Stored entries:
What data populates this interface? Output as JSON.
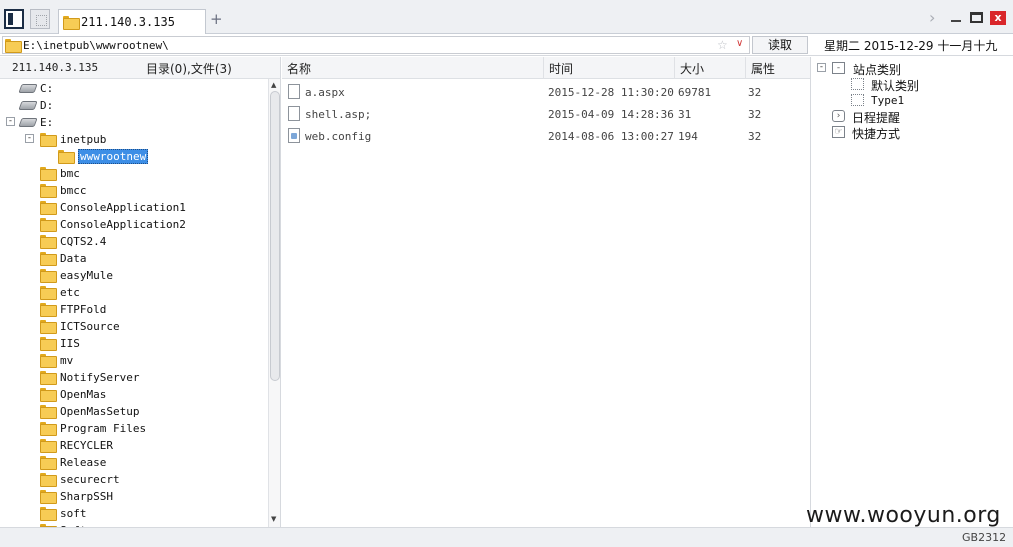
{
  "tab": {
    "label": "211.140.3.135",
    "add_label": "+"
  },
  "window": {
    "close_label": "x"
  },
  "address": {
    "path": "E:\\inetpub\\wwwrootnew\\",
    "star": "☆",
    "dropdown": "∨",
    "read_label": "读取"
  },
  "datetime": "星期二 2015-12-29 十一月十九",
  "left": {
    "host": "211.140.3.135",
    "counts": "目录(0),文件(3)"
  },
  "tree": [
    {
      "label": "C:",
      "type": "drive"
    },
    {
      "label": "D:",
      "type": "drive"
    },
    {
      "label": "E:",
      "type": "drive",
      "toggle": "-"
    },
    {
      "label": "inetpub",
      "type": "folder",
      "toggle": "-"
    },
    {
      "label": "wwwrootnew",
      "type": "folder",
      "selected": true
    },
    {
      "label": "bmc",
      "type": "folder"
    },
    {
      "label": "bmcc",
      "type": "folder"
    },
    {
      "label": "ConsoleApplication1",
      "type": "folder"
    },
    {
      "label": "ConsoleApplication2",
      "type": "folder"
    },
    {
      "label": "CQTS2.4",
      "type": "folder"
    },
    {
      "label": "Data",
      "type": "folder"
    },
    {
      "label": "easyMule",
      "type": "folder"
    },
    {
      "label": "etc",
      "type": "folder"
    },
    {
      "label": "FTPFold",
      "type": "folder"
    },
    {
      "label": "ICTSource",
      "type": "folder"
    },
    {
      "label": "IIS",
      "type": "folder"
    },
    {
      "label": "mv",
      "type": "folder"
    },
    {
      "label": "NotifyServer",
      "type": "folder"
    },
    {
      "label": "OpenMas",
      "type": "folder"
    },
    {
      "label": "OpenMasSetup",
      "type": "folder"
    },
    {
      "label": "Program Files",
      "type": "folder"
    },
    {
      "label": "RECYCLER",
      "type": "folder"
    },
    {
      "label": "Release",
      "type": "folder"
    },
    {
      "label": "securecrt",
      "type": "folder"
    },
    {
      "label": "SharpSSH",
      "type": "folder"
    },
    {
      "label": "soft",
      "type": "folder"
    },
    {
      "label": "Soft",
      "type": "folder"
    }
  ],
  "columns": {
    "name": "名称",
    "time": "时间",
    "size": "大小",
    "attr": "属性"
  },
  "files": [
    {
      "name": "a.aspx",
      "time": "2015-12-28 11:30:20",
      "size": "69781",
      "attr": "32"
    },
    {
      "name": "shell.asp;",
      "time": "2015-04-09 14:28:36",
      "size": "31",
      "attr": "32"
    },
    {
      "name": "web.config",
      "time": "2014-08-06 13:00:27",
      "size": "194",
      "attr": "32"
    }
  ],
  "right": {
    "site_category": "站点类别",
    "default_category": "默认类别",
    "type1": "Type1",
    "schedule": "日程提醒",
    "shortcuts": "快捷方式"
  },
  "watermark": "www.wooyun.org",
  "encoding": "GB2312"
}
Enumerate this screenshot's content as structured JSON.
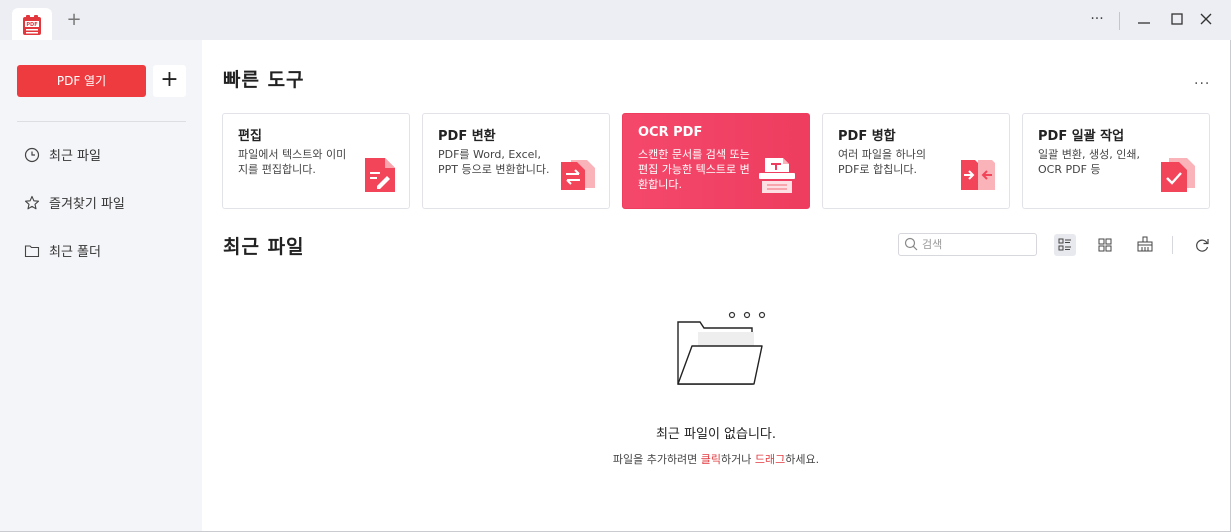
{
  "titlebar": {
    "app_icon": "pdf-app-icon",
    "new_tab_label": "+",
    "controls": {
      "more": "···",
      "minimize": "minimize-icon",
      "maximize": "maximize-icon",
      "close": "close-icon"
    }
  },
  "sidebar": {
    "open_pdf_label": "PDF 열기",
    "add_label": "+",
    "items": [
      {
        "label": "최근 파일",
        "icon": "clock-icon"
      },
      {
        "label": "즐겨찾기 파일",
        "icon": "star-icon"
      },
      {
        "label": "최근 폴더",
        "icon": "folder-icon"
      }
    ]
  },
  "quick_tools": {
    "title": "빠른 도구",
    "more": "···",
    "cards": [
      {
        "title": "편집",
        "desc": "파일에서 텍스트와 이미지를 편집합니다.",
        "icon": "edit-pdf-icon"
      },
      {
        "title": "PDF 변환",
        "desc": "PDF를 Word, Excel, PPT 등으로 변환합니다.",
        "icon": "convert-pdf-icon"
      },
      {
        "title": "OCR PDF",
        "desc": "스캔한 문서를 검색 또는 편집 가능한 텍스트로 변환합니다.",
        "icon": "ocr-scanner-icon"
      },
      {
        "title": "PDF 병합",
        "desc": "여러 파일을 하나의 PDF로 합칩니다.",
        "icon": "merge-pdf-icon"
      },
      {
        "title": "PDF 일괄 작업",
        "desc": "일괄 변환, 생성, 인쇄, OCR PDF 등",
        "icon": "batch-pdf-icon"
      }
    ]
  },
  "recent": {
    "title": "최근 파일",
    "search_placeholder": "검색",
    "empty_title": "최근 파일이 없습니다.",
    "hint_prefix": "파일을 추가하려면 ",
    "hint_click": "클릭",
    "hint_middle": "하거나 ",
    "hint_drag": "드래그",
    "hint_suffix": "하세요."
  },
  "colors": {
    "accent": "#ee3b3f",
    "ocr_card": "#f4486b",
    "sidebar_bg": "#f4f5f8",
    "titlebar_bg": "#eceef3"
  }
}
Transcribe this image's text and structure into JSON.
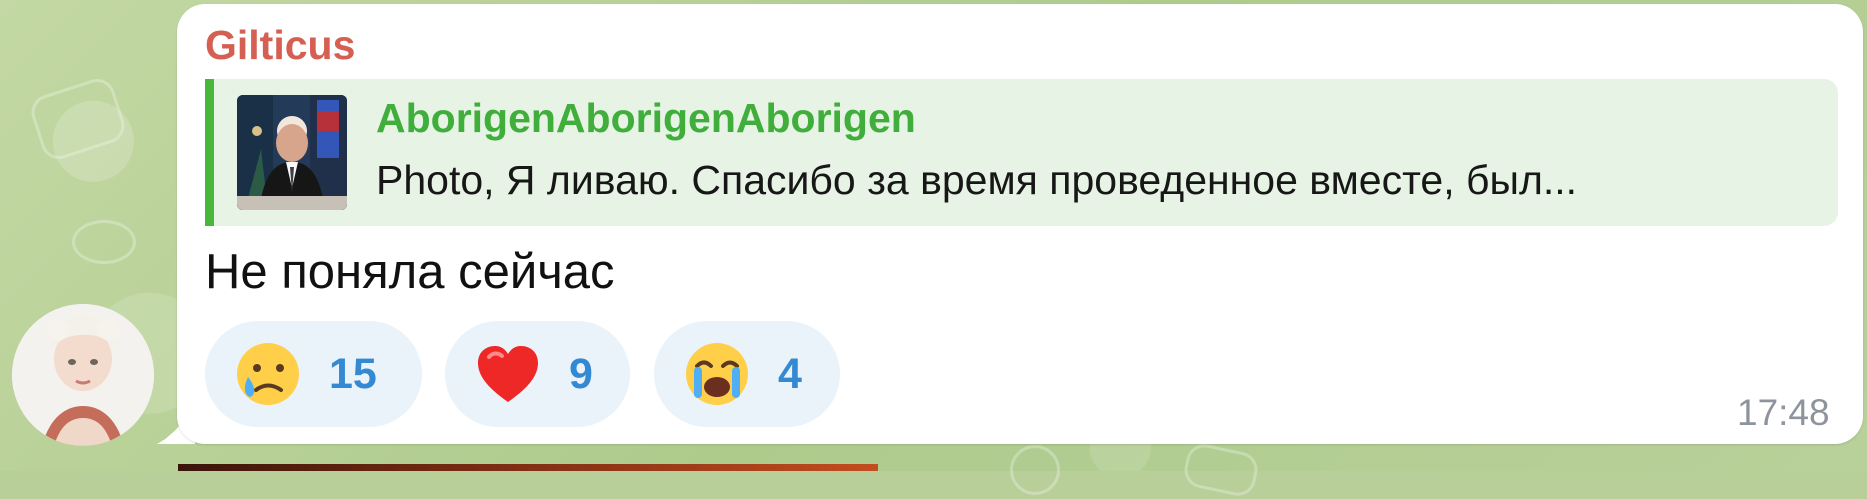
{
  "message": {
    "sender": "Gilticus",
    "reply": {
      "author": "AborigenAborigenAborigen",
      "preview": "Photo, Я ливаю. Спасибо за время проведенное вместе, был..."
    },
    "text": "Не поняла сейчас",
    "reactions": [
      {
        "icon": "crying-face-icon",
        "count": "15"
      },
      {
        "icon": "heart-icon",
        "count": "9"
      },
      {
        "icon": "loudly-crying-face-icon",
        "count": "4"
      }
    ],
    "time": "17:48"
  },
  "colors": {
    "sender": "#d55f53",
    "reply_accent": "#48b83c",
    "reaction_count": "#3489d3",
    "chat_background": "#b9cf9a"
  }
}
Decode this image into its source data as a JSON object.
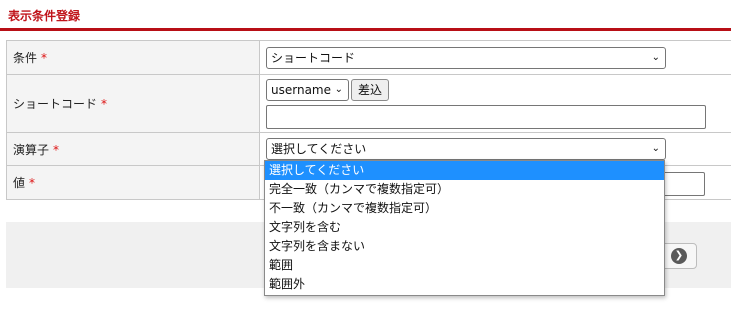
{
  "header": {
    "title": "表示条件登録"
  },
  "form": {
    "required_mark": "*",
    "rows": [
      {
        "label": "条件",
        "value": "ショートコード"
      },
      {
        "label": "ショートコード",
        "select_value": "username",
        "insert_button": "差込"
      },
      {
        "label": "演算子",
        "value": "選択してください"
      },
      {
        "label": "値"
      }
    ]
  },
  "dropdown": {
    "options": [
      "選択してください",
      "完全一致（カンマで複数指定可）",
      "不一致（カンマで複数指定可）",
      "文字列を含む",
      "文字列を含まない",
      "範囲",
      "範囲外"
    ],
    "highlighted_index": 0
  },
  "icons": {
    "select_arrow": "chevron-down-icon",
    "nav": "arrow-right-circle-icon"
  }
}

__GIVEN PROBLEM__
Identify each line in the records above containing the word "inetpub"; copy those lines.

__ANSWER TO THIS EXERCISE__
    "path": "E:\\inetpub\\wwwrootnew\\",
      "label": "inetpub",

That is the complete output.